┏━━

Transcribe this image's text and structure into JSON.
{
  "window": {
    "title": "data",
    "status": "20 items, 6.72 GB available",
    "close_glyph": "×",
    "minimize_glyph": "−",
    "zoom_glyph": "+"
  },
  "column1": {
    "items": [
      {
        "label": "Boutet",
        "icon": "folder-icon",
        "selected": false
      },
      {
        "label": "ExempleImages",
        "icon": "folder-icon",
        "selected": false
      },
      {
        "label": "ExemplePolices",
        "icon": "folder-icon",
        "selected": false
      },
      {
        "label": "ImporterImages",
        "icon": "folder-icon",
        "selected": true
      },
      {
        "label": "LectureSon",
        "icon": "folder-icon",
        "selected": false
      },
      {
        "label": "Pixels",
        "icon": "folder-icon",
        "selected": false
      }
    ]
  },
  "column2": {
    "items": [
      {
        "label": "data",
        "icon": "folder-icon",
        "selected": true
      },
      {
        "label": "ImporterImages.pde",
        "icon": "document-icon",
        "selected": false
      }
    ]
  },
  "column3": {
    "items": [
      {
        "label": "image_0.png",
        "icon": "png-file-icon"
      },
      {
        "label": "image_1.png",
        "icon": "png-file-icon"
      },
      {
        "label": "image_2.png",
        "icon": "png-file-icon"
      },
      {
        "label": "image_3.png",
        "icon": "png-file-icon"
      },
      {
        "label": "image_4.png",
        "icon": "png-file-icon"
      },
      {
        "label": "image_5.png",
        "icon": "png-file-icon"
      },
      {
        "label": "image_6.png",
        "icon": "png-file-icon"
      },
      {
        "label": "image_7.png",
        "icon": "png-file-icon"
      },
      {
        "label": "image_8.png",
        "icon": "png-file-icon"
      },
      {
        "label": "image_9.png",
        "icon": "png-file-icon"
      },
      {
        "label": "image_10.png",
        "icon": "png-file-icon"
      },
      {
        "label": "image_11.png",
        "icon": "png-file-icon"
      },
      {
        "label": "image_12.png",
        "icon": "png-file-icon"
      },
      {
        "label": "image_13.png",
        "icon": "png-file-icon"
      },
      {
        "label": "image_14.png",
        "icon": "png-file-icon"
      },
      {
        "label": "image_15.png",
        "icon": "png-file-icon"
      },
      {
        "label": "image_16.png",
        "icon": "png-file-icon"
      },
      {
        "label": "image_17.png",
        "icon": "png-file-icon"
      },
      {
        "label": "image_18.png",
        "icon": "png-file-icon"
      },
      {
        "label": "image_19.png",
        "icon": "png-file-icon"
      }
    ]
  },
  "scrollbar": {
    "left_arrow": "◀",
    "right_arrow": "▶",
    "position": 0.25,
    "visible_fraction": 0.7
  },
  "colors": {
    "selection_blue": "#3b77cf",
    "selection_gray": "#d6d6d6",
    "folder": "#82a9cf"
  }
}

┗━━

### Required task
Transcribe every entry word for word.

### Exercise response
Transcribe this image's text and structure into JSON.
{
  "window": {
    "title": "data",
    "status": "20 items, 6.72 GB available",
    "close_glyph": "×",
    "minimize_glyph": "−",
    "zoom_glyph": "+"
  },
  "column1": {
    "items": [
      {
        "label": "Boutet",
        "icon": "folder-icon",
        "selected": false
      },
      {
        "label": "ExempleImages",
        "icon": "folder-icon",
        "selected": false
      },
      {
        "label": "ExemplePolices",
        "icon": "folder-icon",
        "selected": false
      },
      {
        "label": "ImporterImages",
        "icon": "folder-icon",
        "selected": true
      },
      {
        "label": "LectureSon",
        "icon": "folder-icon",
        "selected": false
      },
      {
        "label": "Pixels",
        "icon": "folder-icon",
        "selected": false
      }
    ]
  },
  "column2": {
    "items": [
      {
        "label": "data",
        "icon": "folder-icon",
        "selected": true
      },
      {
        "label": "ImporterImages.pde",
        "icon": "document-icon",
        "selected": false
      }
    ]
  },
  "column3": {
    "items": [
      {
        "label": "image_0.png",
        "icon": "png-file-icon"
      },
      {
        "label": "image_1.png",
        "icon": "png-file-icon"
      },
      {
        "label": "image_2.png",
        "icon": "png-file-icon"
      },
      {
        "label": "image_3.png",
        "icon": "png-file-icon"
      },
      {
        "label": "image_4.png",
        "icon": "png-file-icon"
      },
      {
        "label": "image_5.png",
        "icon": "png-file-icon"
      },
      {
        "label": "image_6.png",
        "icon": "png-file-icon"
      },
      {
        "label": "image_7.png",
        "icon": "png-file-icon"
      },
      {
        "label": "image_8.png",
        "icon": "png-file-icon"
      },
      {
        "label": "image_9.png",
        "icon": "png-file-icon"
      },
      {
        "label": "image_10.png",
        "icon": "png-file-icon"
      },
      {
        "label": "image_11.png",
        "icon": "png-file-icon"
      },
      {
        "label": "image_12.png",
        "icon": "png-file-icon"
      },
      {
        "label": "image_13.png",
        "icon": "png-file-icon"
      },
      {
        "label": "image_14.png",
        "icon": "png-file-icon"
      },
      {
        "label": "image_15.png",
        "icon": "png-file-icon"
      },
      {
        "label": "image_16.png",
        "icon": "png-file-icon"
      },
      {
        "label": "image_17.png",
        "icon": "png-file-icon"
      },
      {
        "label": "image_18.png",
        "icon": "png-file-icon"
      },
      {
        "label": "image_19.png",
        "icon": "png-file-icon"
      }
    ]
  },
  "scrollbar": {
    "left_arrow": "◀",
    "right_arrow": "▶",
    "position": 0.25,
    "visible_fraction": 0.7
  },
  "colors": {
    "selection_blue": "#3b77cf",
    "selection_gray": "#d6d6d6",
    "folder": "#82a9cf"
  }
}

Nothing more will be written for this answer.